• Problem description
Quote the lines below word for word, leaving the pictures out.

• The data
--*--
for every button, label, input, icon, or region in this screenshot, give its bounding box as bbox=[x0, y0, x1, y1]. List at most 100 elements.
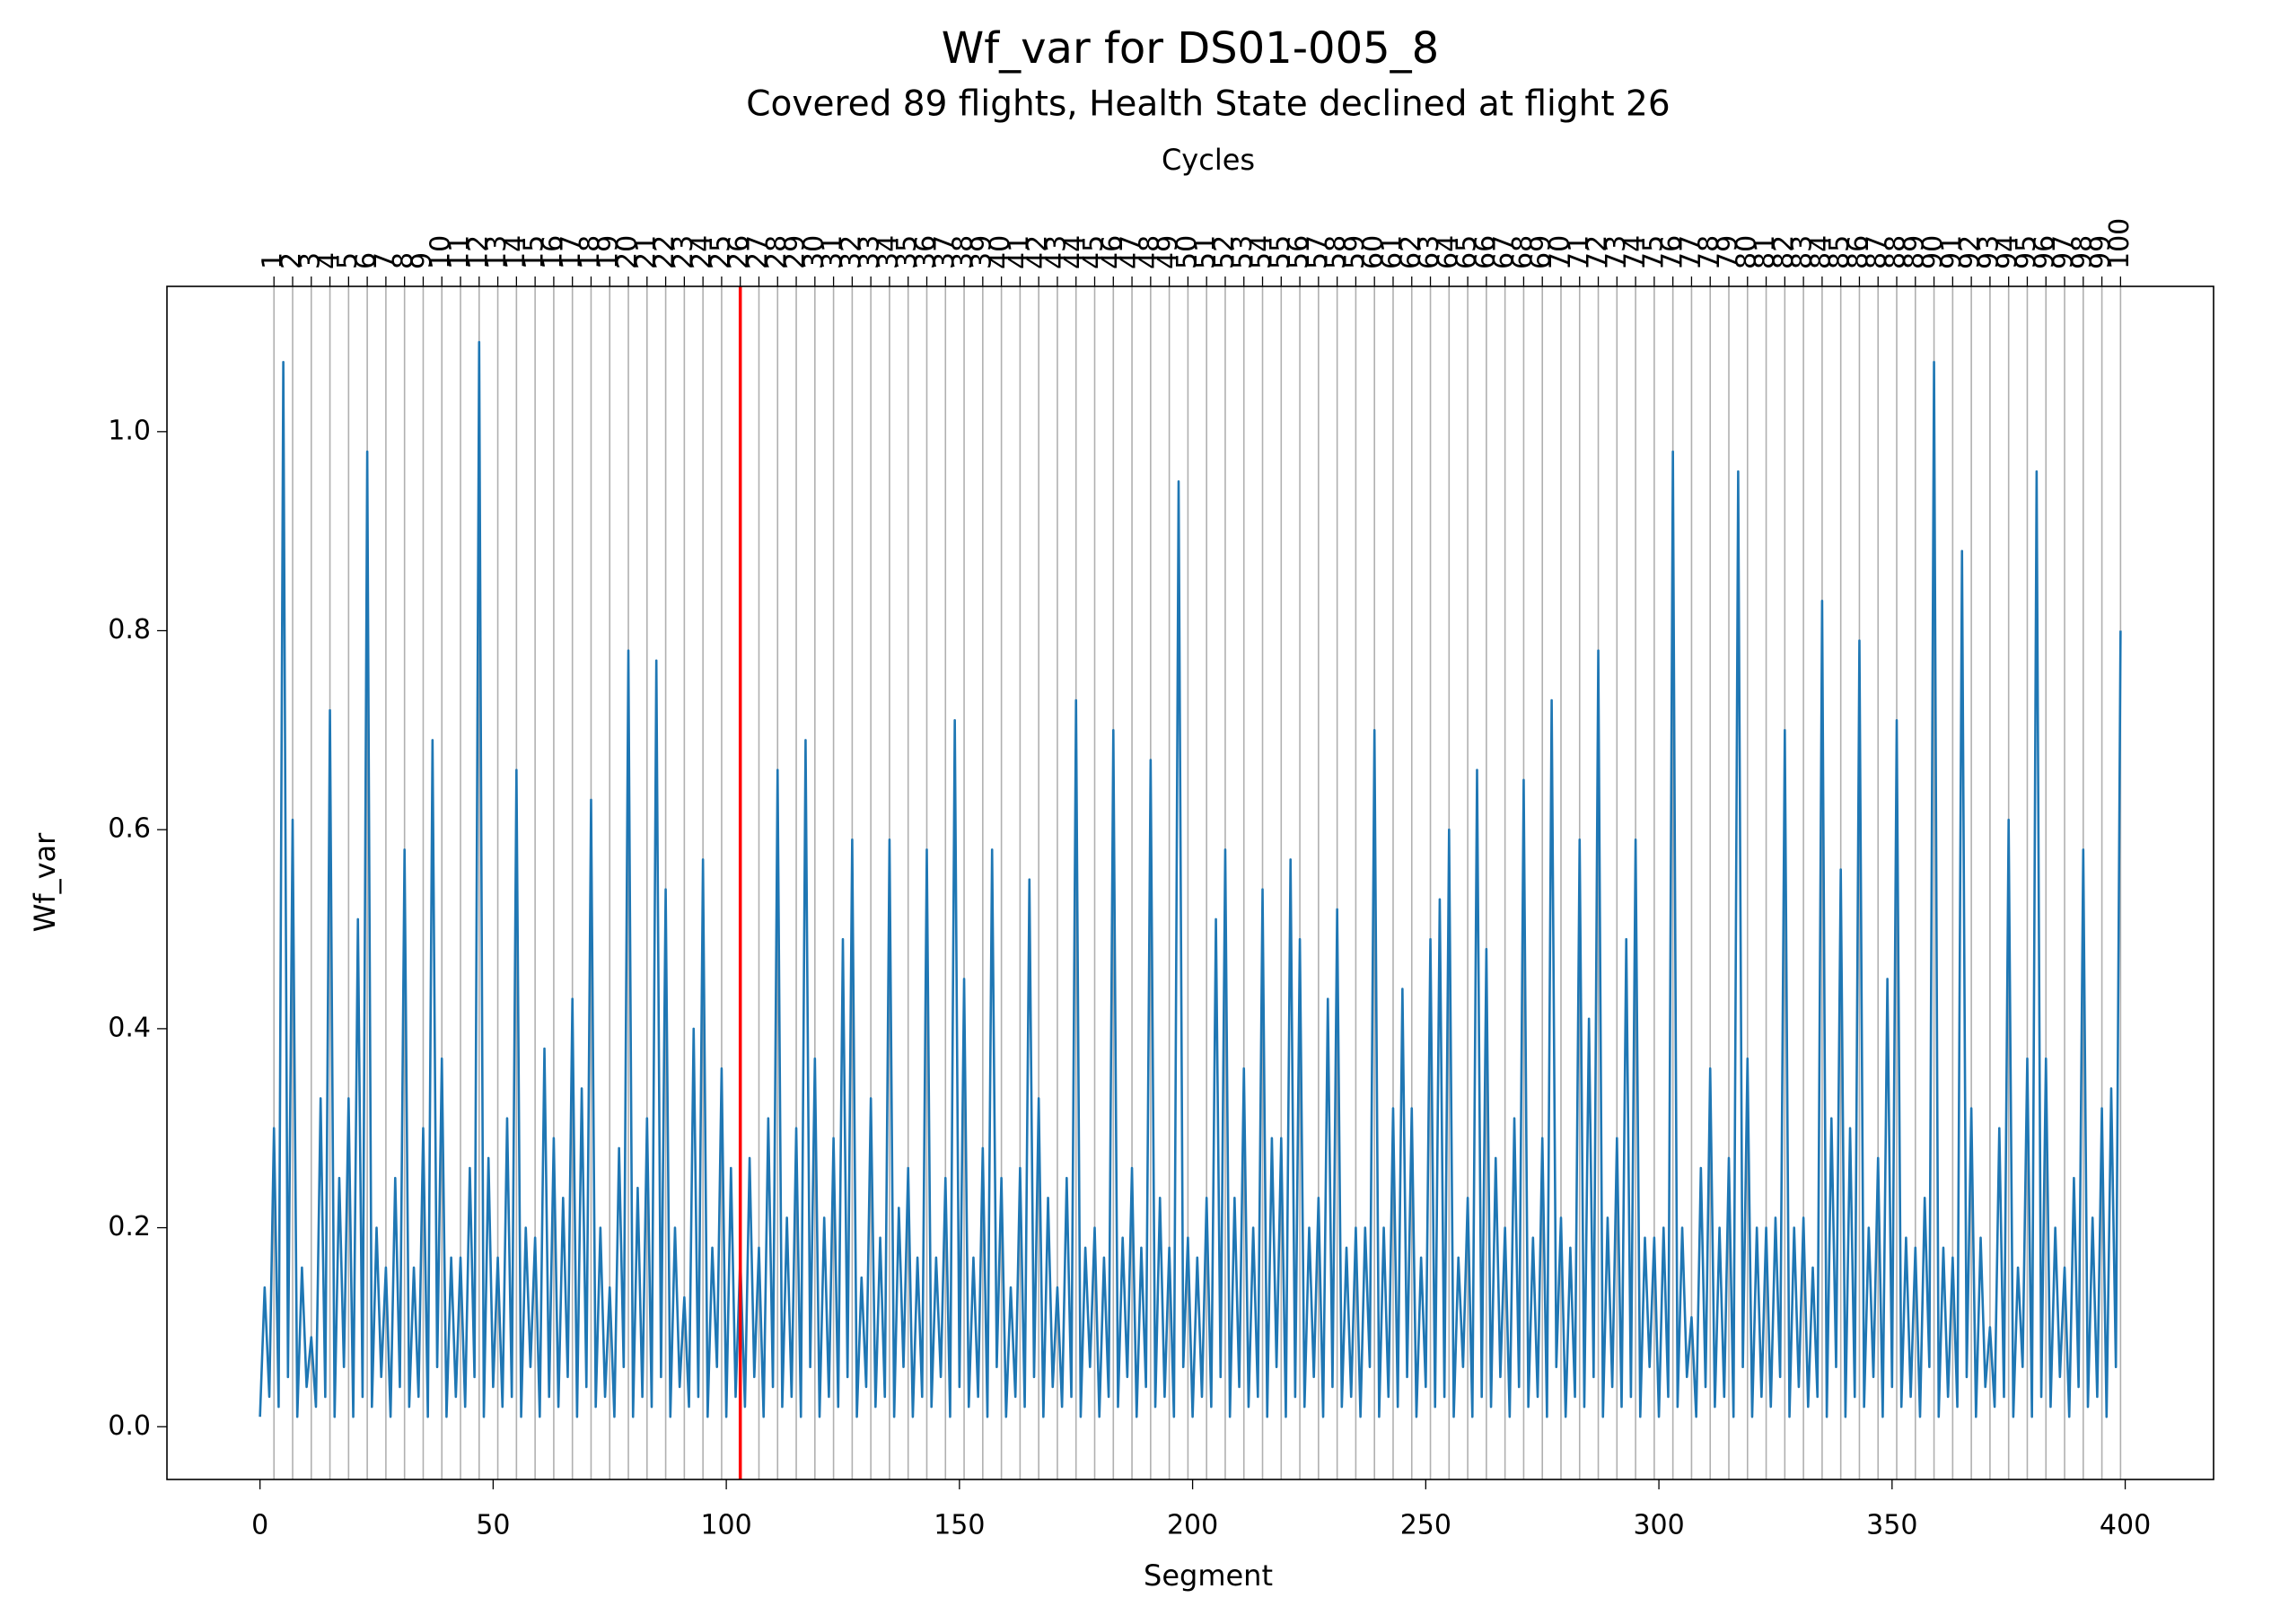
x2-tick-label: 3 bbox=[294, 252, 326, 269]
x2-axis-label: Cycles bbox=[1162, 143, 1255, 177]
x2-tick-label: 13 bbox=[481, 235, 513, 269]
x2-tick-label: 73 bbox=[1600, 235, 1632, 269]
x2-tick-label: 69 bbox=[1526, 235, 1557, 269]
x2-tick-label: 48 bbox=[1134, 235, 1165, 269]
x2-tick-label: 67 bbox=[1488, 235, 1520, 269]
chart-title: Wf_var for DS01-005_8 bbox=[942, 23, 1439, 74]
x2-tick-label: 33 bbox=[855, 235, 886, 269]
x2-tick-label: 64 bbox=[1433, 235, 1464, 269]
x2-tick-label: 62 bbox=[1395, 235, 1426, 269]
x2-tick-label: 38 bbox=[948, 235, 979, 269]
y-tick-label: 0.8 bbox=[108, 614, 151, 645]
x2-tick-label: 58 bbox=[1320, 235, 1352, 269]
x2-tick-label: 96 bbox=[2030, 235, 2061, 269]
x2-tick-label: 86 bbox=[1843, 235, 1874, 269]
x2-tick-label: 59 bbox=[1339, 235, 1371, 269]
x2-tick-label: 65 bbox=[1451, 235, 1483, 269]
x2-tick-label: 100 bbox=[2104, 218, 2135, 269]
x2-tick-label: 47 bbox=[1116, 235, 1147, 269]
x2-tick-label: 32 bbox=[836, 235, 867, 269]
x2-tick-label: 93 bbox=[1973, 235, 2004, 269]
x2-tick-label: 78 bbox=[1694, 235, 1725, 269]
x2-tick-label: 20 bbox=[612, 235, 644, 269]
x2-tick-label: 4 bbox=[313, 252, 345, 269]
x2-tick-label: 6 bbox=[351, 252, 382, 269]
x2-tick-label: 9 bbox=[407, 252, 438, 269]
x2-tick-label: 92 bbox=[1955, 235, 1986, 269]
x2-tick-label: 97 bbox=[2048, 235, 2080, 269]
x2-tick-label: 53 bbox=[1227, 235, 1258, 269]
x2-tick-label: 89 bbox=[1899, 235, 1930, 269]
x2-tick-label: 19 bbox=[593, 235, 625, 269]
y-tick-label: 0.0 bbox=[108, 1410, 151, 1442]
x2-tick-label: 77 bbox=[1675, 235, 1706, 269]
x2-tick-label: 26 bbox=[723, 235, 755, 269]
x2-tick-label: 23 bbox=[668, 235, 699, 269]
y-tick-label: 0.2 bbox=[108, 1211, 151, 1242]
x2-tick-label: 1 bbox=[258, 252, 289, 269]
y-tick-label: 0.4 bbox=[108, 1012, 151, 1043]
x2-tick-label: 7 bbox=[369, 252, 400, 269]
plot-frame bbox=[166, 285, 2214, 1480]
x-tick-label: 350 bbox=[1866, 1510, 1917, 1541]
x2-tick-label: 90 bbox=[1917, 235, 1949, 269]
y-tick-label: 1.0 bbox=[108, 415, 151, 446]
x2-tick-label: 24 bbox=[687, 235, 718, 269]
x2-tick-label: 83 bbox=[1787, 235, 1819, 269]
x2-tick-label: 51 bbox=[1190, 235, 1222, 269]
x2-tick-label: 66 bbox=[1469, 235, 1501, 269]
x2-tick-label: 68 bbox=[1507, 235, 1539, 269]
x2-tick-label: 41 bbox=[1004, 235, 1035, 269]
y-axis-label: Wf_var bbox=[28, 832, 62, 932]
x2-tick-label: 82 bbox=[1768, 235, 1800, 269]
x2-tick-label: 18 bbox=[574, 235, 606, 269]
x2-tick-label: 28 bbox=[761, 235, 793, 269]
x2-tick-label: 46 bbox=[1097, 235, 1128, 269]
x2-tick-label: 88 bbox=[1881, 235, 1912, 269]
x-tick-label: 250 bbox=[1400, 1510, 1451, 1541]
x2-tick-label: 95 bbox=[2011, 235, 2042, 269]
x2-tick-label: 8 bbox=[388, 252, 419, 269]
y-tick-label: 0.6 bbox=[108, 813, 151, 845]
x2-tick-label: 17 bbox=[556, 235, 587, 269]
x2-tick-label: 84 bbox=[1805, 235, 1837, 269]
x2-tick-label: 42 bbox=[1022, 235, 1054, 269]
x2-tick-label: 34 bbox=[873, 235, 904, 269]
chart-subtitle: Covered 89 flights, Health State decline… bbox=[746, 84, 1670, 125]
x2-tick-label: 43 bbox=[1040, 235, 1072, 269]
x2-tick-label: 39 bbox=[966, 235, 997, 269]
x-tick-label: 200 bbox=[1167, 1510, 1218, 1541]
x2-tick-label: 87 bbox=[1862, 235, 1893, 269]
x2-tick-label: 57 bbox=[1302, 235, 1333, 269]
x2-tick-label: 56 bbox=[1284, 235, 1315, 269]
x2-tick-label: 37 bbox=[929, 235, 960, 269]
x2-tick-label: 55 bbox=[1265, 235, 1296, 269]
x2-tick-label: 71 bbox=[1563, 235, 1594, 269]
x2-tick-label: 29 bbox=[780, 235, 811, 269]
x2-tick-label: 63 bbox=[1414, 235, 1445, 269]
x2-tick-label: 22 bbox=[649, 235, 680, 269]
x2-tick-label: 36 bbox=[910, 235, 942, 269]
x2-tick-label: 44 bbox=[1059, 235, 1091, 269]
x2-tick-label: 99 bbox=[2085, 235, 2117, 269]
x2-tick-label: 61 bbox=[1376, 235, 1407, 269]
x2-tick-label: 72 bbox=[1582, 235, 1613, 269]
x2-tick-label: 85 bbox=[1824, 235, 1855, 269]
x2-tick-label: 81 bbox=[1749, 235, 1781, 269]
x-axis-label: Segment bbox=[1144, 1558, 1273, 1593]
x2-tick-label: 14 bbox=[500, 235, 531, 269]
x-tick-label: 0 bbox=[251, 1510, 268, 1541]
x2-tick-label: 27 bbox=[742, 235, 774, 269]
x2-tick-label: 10 bbox=[425, 235, 457, 269]
x2-tick-label: 79 bbox=[1713, 235, 1744, 269]
x2-tick-label: 52 bbox=[1208, 235, 1240, 269]
x2-tick-label: 94 bbox=[1992, 235, 2023, 269]
data-line bbox=[259, 340, 2122, 1418]
x2-tick-label: 21 bbox=[630, 235, 662, 269]
x-tick-label: 400 bbox=[2100, 1510, 2151, 1541]
x2-tick-label: 30 bbox=[798, 235, 829, 269]
x2-tick-label: 45 bbox=[1078, 235, 1109, 269]
x2-tick-label: 74 bbox=[1619, 235, 1651, 269]
x-tick-label: 150 bbox=[934, 1510, 985, 1541]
--*--
• Complete answer
for every button, label, input, icon, or region in this screenshot, give its bounding box as bbox=[x0, y0, x1, y1]. List at most 100 elements.
x2-tick-label: 3 bbox=[294, 252, 326, 269]
x2-axis-label: Cycles bbox=[1162, 143, 1255, 177]
x2-tick-label: 13 bbox=[481, 235, 513, 269]
x2-tick-label: 73 bbox=[1600, 235, 1632, 269]
x2-tick-label: 69 bbox=[1526, 235, 1557, 269]
x2-tick-label: 48 bbox=[1134, 235, 1165, 269]
x2-tick-label: 67 bbox=[1488, 235, 1520, 269]
chart-title: Wf_var for DS01-005_8 bbox=[942, 23, 1439, 74]
x2-tick-label: 33 bbox=[855, 235, 886, 269]
x2-tick-label: 64 bbox=[1433, 235, 1464, 269]
x2-tick-label: 62 bbox=[1395, 235, 1426, 269]
x2-tick-label: 38 bbox=[948, 235, 979, 269]
y-tick-label: 0.8 bbox=[108, 614, 151, 645]
x2-tick-label: 58 bbox=[1320, 235, 1352, 269]
x2-tick-label: 96 bbox=[2030, 235, 2061, 269]
x2-tick-label: 86 bbox=[1843, 235, 1874, 269]
x2-tick-label: 59 bbox=[1339, 235, 1371, 269]
x2-tick-label: 65 bbox=[1451, 235, 1483, 269]
x2-tick-label: 100 bbox=[2104, 218, 2135, 269]
x2-tick-label: 47 bbox=[1116, 235, 1147, 269]
x2-tick-label: 32 bbox=[836, 235, 867, 269]
x2-tick-label: 93 bbox=[1973, 235, 2004, 269]
x2-tick-label: 78 bbox=[1694, 235, 1725, 269]
x2-tick-label: 20 bbox=[612, 235, 644, 269]
x2-tick-label: 4 bbox=[313, 252, 345, 269]
x2-tick-label: 6 bbox=[351, 252, 382, 269]
x2-tick-label: 9 bbox=[407, 252, 438, 269]
x2-tick-label: 92 bbox=[1955, 235, 1986, 269]
x2-tick-label: 97 bbox=[2048, 235, 2080, 269]
x2-tick-label: 53 bbox=[1227, 235, 1258, 269]
x2-tick-label: 89 bbox=[1899, 235, 1930, 269]
x2-tick-label: 19 bbox=[593, 235, 625, 269]
y-tick-label: 0.0 bbox=[108, 1410, 151, 1442]
x2-tick-label: 77 bbox=[1675, 235, 1706, 269]
x2-tick-label: 26 bbox=[723, 235, 755, 269]
x2-tick-label: 23 bbox=[668, 235, 699, 269]
y-tick-label: 0.2 bbox=[108, 1211, 151, 1242]
x2-tick-label: 1 bbox=[258, 252, 289, 269]
y-tick-label: 0.4 bbox=[108, 1012, 151, 1043]
x2-tick-label: 7 bbox=[369, 252, 400, 269]
plot-frame bbox=[166, 285, 2214, 1480]
x-tick-label: 350 bbox=[1866, 1510, 1917, 1541]
x2-tick-label: 90 bbox=[1917, 235, 1949, 269]
y-tick-label: 1.0 bbox=[108, 415, 151, 446]
x2-tick-label: 24 bbox=[687, 235, 718, 269]
x2-tick-label: 83 bbox=[1787, 235, 1819, 269]
x2-tick-label: 51 bbox=[1190, 235, 1222, 269]
x2-tick-label: 66 bbox=[1469, 235, 1501, 269]
x2-tick-label: 68 bbox=[1507, 235, 1539, 269]
x2-tick-label: 41 bbox=[1004, 235, 1035, 269]
y-axis-label: Wf_var bbox=[28, 832, 62, 932]
x2-tick-label: 82 bbox=[1768, 235, 1800, 269]
x2-tick-label: 18 bbox=[574, 235, 606, 269]
x2-tick-label: 28 bbox=[761, 235, 793, 269]
x2-tick-label: 46 bbox=[1097, 235, 1128, 269]
x2-tick-label: 88 bbox=[1881, 235, 1912, 269]
x-tick-label: 250 bbox=[1400, 1510, 1451, 1541]
x2-tick-label: 95 bbox=[2011, 235, 2042, 269]
x2-tick-label: 8 bbox=[388, 252, 419, 269]
y-tick-label: 0.6 bbox=[108, 813, 151, 845]
x2-tick-label: 17 bbox=[556, 235, 587, 269]
x2-tick-label: 84 bbox=[1805, 235, 1837, 269]
x2-tick-label: 42 bbox=[1022, 235, 1054, 269]
x2-tick-label: 34 bbox=[873, 235, 904, 269]
chart-subtitle: Covered 89 flights, Health State decline… bbox=[746, 84, 1670, 125]
x2-tick-label: 43 bbox=[1040, 235, 1072, 269]
x2-tick-label: 39 bbox=[966, 235, 997, 269]
x-tick-label: 200 bbox=[1167, 1510, 1218, 1541]
x2-tick-label: 87 bbox=[1862, 235, 1893, 269]
x2-tick-label: 57 bbox=[1302, 235, 1333, 269]
x2-tick-label: 56 bbox=[1284, 235, 1315, 269]
x2-tick-label: 37 bbox=[929, 235, 960, 269]
x2-tick-label: 55 bbox=[1265, 235, 1296, 269]
x2-tick-label: 71 bbox=[1563, 235, 1594, 269]
x2-tick-label: 29 bbox=[780, 235, 811, 269]
x2-tick-label: 63 bbox=[1414, 235, 1445, 269]
x2-tick-label: 22 bbox=[649, 235, 680, 269]
x2-tick-label: 36 bbox=[910, 235, 942, 269]
x2-tick-label: 44 bbox=[1059, 235, 1091, 269]
x2-tick-label: 99 bbox=[2085, 235, 2117, 269]
x2-tick-label: 61 bbox=[1376, 235, 1407, 269]
x2-tick-label: 72 bbox=[1582, 235, 1613, 269]
x2-tick-label: 85 bbox=[1824, 235, 1855, 269]
x2-tick-label: 81 bbox=[1749, 235, 1781, 269]
x-axis-label: Segment bbox=[1144, 1558, 1273, 1593]
x2-tick-label: 14 bbox=[500, 235, 531, 269]
x-tick-label: 0 bbox=[251, 1510, 268, 1541]
x2-tick-label: 27 bbox=[742, 235, 774, 269]
x2-tick-label: 10 bbox=[425, 235, 457, 269]
x2-tick-label: 79 bbox=[1713, 235, 1744, 269]
x2-tick-label: 52 bbox=[1208, 235, 1240, 269]
x2-tick-label: 94 bbox=[1992, 235, 2023, 269]
data-line bbox=[259, 340, 2122, 1418]
x2-tick-label: 21 bbox=[630, 235, 662, 269]
x-tick-label: 400 bbox=[2100, 1510, 2151, 1541]
x2-tick-label: 30 bbox=[798, 235, 829, 269]
x2-tick-label: 45 bbox=[1078, 235, 1109, 269]
x2-tick-label: 74 bbox=[1619, 235, 1651, 269]
x-tick-label: 150 bbox=[934, 1510, 985, 1541]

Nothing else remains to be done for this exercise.